[Passage shown]:

In 1903, he married Angelica Schuyler Crosby of New York in Jefferson County, West Virginia. She was the daughter of Harriet (née Van Rensselaer) Crosby and John Schuyler Crosby, the 5th Governor of the Montana Territory, and the paternal granddaughter of Clarkson F. Crosby and Angelica (née Schuyler) Crosby (a relative of U.S. Senator and noted Revolutionary War General Philip Schuyler), and the great-great-granddaughter of William Floyd, a signer of the United States Declaration of Independence. Through her mother, she was the granddaughter of General Stephen Van Rensselaer IV, who was the last patroon of Rensselaerwyck and the son of Stephen Van Rensselaer III. Together, they were the adoptive parents of Beatrice Van Rensselaer Henderson (1906–1992), who was married to Joseph Wholean (1894–1971) in 1926.

[Activities]:
1 – In the passage about the marriage, rewrite the text from the words "In 1903, he" through "(1894–1971) in 1926.", with "patroon" changed to "proprietor".
2 – According to the passage about the marriage, who was Angelica Schuyler Crosby's father?
3 – Continue the passage about the 1903 marriage to Angelica Schuyler Crosby from its last sentence.

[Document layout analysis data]
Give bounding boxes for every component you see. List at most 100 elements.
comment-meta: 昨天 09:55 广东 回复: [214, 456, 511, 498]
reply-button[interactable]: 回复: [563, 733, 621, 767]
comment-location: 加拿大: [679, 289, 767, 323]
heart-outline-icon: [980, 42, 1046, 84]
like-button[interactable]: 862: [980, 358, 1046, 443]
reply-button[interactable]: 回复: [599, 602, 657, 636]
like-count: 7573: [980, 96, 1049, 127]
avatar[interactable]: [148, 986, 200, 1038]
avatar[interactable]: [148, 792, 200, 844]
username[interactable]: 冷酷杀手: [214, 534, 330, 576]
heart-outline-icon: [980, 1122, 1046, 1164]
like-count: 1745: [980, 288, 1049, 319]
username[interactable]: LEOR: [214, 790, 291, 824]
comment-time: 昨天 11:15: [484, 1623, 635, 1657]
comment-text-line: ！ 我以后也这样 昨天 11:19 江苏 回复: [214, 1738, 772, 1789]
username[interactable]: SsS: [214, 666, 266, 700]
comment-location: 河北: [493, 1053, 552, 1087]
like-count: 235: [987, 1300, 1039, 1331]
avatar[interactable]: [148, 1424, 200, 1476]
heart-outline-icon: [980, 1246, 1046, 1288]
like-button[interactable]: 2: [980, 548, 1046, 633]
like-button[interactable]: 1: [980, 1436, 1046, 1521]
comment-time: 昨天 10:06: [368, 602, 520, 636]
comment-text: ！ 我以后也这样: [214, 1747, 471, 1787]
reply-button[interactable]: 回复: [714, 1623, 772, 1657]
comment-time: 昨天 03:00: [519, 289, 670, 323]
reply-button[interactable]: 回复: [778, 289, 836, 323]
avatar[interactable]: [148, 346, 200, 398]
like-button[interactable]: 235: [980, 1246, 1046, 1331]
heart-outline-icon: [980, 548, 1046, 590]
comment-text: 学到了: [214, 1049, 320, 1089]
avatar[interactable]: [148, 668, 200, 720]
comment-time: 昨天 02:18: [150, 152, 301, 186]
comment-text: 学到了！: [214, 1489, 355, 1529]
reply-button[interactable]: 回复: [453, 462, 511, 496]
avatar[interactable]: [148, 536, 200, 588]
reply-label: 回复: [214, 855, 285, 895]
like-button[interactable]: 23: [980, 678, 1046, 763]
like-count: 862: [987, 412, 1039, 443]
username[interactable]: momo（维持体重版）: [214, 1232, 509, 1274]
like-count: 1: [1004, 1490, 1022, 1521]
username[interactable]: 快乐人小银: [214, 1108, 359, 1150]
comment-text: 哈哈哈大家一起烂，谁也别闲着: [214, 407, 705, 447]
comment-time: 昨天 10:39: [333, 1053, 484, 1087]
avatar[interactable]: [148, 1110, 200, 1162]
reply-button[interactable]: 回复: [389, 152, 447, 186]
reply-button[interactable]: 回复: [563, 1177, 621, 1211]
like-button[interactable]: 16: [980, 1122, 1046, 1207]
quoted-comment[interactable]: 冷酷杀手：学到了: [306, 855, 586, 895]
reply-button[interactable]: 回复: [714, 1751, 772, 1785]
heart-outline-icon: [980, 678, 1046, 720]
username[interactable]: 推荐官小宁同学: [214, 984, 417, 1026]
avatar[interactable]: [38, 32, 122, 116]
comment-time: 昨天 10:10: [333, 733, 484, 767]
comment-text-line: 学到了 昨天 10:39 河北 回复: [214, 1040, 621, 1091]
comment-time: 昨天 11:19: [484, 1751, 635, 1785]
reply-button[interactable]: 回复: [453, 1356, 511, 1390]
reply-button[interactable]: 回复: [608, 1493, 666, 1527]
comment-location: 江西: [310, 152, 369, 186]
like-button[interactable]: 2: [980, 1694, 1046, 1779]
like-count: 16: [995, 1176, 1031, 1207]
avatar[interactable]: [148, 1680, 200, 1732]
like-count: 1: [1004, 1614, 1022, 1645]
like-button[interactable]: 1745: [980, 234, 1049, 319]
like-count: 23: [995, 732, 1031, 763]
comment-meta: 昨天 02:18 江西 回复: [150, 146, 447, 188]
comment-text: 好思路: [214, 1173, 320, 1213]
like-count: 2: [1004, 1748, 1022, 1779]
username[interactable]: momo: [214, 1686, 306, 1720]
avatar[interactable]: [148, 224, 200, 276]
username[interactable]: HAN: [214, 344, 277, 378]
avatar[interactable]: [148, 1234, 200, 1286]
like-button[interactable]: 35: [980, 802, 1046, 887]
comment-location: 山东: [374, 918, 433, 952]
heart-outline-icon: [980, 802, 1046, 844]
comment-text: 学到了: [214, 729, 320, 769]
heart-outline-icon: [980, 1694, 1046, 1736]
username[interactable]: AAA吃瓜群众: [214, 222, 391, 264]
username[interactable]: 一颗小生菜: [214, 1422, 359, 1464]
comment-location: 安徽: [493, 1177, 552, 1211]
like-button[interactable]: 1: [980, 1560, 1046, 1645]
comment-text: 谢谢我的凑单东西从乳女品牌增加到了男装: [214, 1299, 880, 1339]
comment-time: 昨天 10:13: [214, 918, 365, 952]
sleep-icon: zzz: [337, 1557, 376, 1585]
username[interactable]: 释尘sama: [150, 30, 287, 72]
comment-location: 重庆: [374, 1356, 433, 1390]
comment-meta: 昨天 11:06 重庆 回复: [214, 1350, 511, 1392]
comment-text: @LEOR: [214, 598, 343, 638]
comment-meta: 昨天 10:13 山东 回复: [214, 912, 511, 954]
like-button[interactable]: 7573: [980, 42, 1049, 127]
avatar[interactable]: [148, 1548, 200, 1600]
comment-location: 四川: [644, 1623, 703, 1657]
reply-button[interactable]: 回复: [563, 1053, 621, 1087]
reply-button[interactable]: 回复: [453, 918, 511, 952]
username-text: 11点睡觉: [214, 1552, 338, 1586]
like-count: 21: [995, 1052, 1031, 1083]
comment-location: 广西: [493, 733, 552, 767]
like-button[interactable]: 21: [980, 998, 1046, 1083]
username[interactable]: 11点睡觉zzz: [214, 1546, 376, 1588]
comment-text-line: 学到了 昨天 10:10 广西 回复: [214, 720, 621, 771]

[Results for the exercise]:
1 –
In 1903, he married Angelica Schuyler Crosby of New York in Jefferson County, West Virginia. She was the daughter of Harriet (née Van Rensselaer) Crosby and John Schuyler Crosby, the 5th Governor of the Montana Territory, and the paternal granddaughter of Clarkson F. Crosby and Angelica (née Schuyler) Crosby (a relative of U.S. Senator and noted Revolutionary War General Philip Schuyler), and the great-great-granddaughter of William Floyd, a signer of the United States Declaration of Independence. Through her mother, she was the granddaughter of General Stephen Van Rensselaer IV, who was the last proprietor of Rensselaerwyck and the son of Stephen Van Rensselaer III. Together, they were the adoptive parents of Beatrice Van Rensselaer Henderson (1906–1992), who was married to Joseph Wholean (1894–1971) in 1926.

2 – John Schuyler Crosby, the 5th Governor of the Montana Territory.

3 –
Henderson died in Washington, D.C., on January 4, 1923.

===Legacy===
Henderson is commemorated in the scientific name of a species of lizard, Anolis hendersoni, which is native to the West Indies.

==Publications==
- American Diplomatic Questions, 1901, McMillan Company. New York.
- Cruise of the Tomas Barrera, 1916, G.P. Putnam's Sons, New York.